_Data rows:_

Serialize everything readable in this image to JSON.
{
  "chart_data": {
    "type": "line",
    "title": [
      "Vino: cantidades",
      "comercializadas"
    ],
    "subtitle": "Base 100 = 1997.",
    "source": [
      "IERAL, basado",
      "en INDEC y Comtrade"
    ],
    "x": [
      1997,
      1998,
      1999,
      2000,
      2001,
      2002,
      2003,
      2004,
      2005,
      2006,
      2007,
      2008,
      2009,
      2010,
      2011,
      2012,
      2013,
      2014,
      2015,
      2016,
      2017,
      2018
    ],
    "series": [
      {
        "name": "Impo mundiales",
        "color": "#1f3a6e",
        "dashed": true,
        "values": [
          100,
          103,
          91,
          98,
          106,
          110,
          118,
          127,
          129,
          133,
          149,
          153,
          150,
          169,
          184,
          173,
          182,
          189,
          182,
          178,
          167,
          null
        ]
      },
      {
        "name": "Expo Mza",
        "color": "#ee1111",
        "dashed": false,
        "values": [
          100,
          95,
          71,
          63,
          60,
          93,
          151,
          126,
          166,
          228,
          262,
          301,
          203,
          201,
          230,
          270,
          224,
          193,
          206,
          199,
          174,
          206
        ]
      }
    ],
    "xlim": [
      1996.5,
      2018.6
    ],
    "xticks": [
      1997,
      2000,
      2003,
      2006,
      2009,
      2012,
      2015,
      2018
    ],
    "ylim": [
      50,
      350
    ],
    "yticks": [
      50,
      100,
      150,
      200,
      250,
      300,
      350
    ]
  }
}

==

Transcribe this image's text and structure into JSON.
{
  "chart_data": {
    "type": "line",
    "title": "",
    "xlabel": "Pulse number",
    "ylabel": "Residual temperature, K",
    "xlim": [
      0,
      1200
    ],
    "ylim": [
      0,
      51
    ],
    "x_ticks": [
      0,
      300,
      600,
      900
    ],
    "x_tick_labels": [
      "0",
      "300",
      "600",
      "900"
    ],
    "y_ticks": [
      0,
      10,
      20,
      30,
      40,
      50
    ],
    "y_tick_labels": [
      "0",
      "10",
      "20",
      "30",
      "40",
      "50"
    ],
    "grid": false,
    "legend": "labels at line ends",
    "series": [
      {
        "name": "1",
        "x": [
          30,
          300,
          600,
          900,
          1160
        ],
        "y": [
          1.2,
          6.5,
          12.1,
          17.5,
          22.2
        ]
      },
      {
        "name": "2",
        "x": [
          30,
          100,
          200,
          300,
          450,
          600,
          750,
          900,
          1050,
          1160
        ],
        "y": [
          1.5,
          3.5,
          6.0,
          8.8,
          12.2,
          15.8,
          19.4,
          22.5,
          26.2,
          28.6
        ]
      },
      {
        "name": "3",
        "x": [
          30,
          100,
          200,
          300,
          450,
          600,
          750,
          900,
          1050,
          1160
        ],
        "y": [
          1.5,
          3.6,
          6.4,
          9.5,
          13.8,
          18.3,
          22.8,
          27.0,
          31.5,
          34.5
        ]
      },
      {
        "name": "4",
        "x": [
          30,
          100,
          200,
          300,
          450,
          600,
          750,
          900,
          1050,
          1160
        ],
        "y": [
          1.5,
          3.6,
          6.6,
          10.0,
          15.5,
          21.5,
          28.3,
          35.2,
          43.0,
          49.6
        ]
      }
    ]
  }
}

_Task brief:_
Across the entries, how many lines contain "image"? Reply with the number only.

_The answer:_
2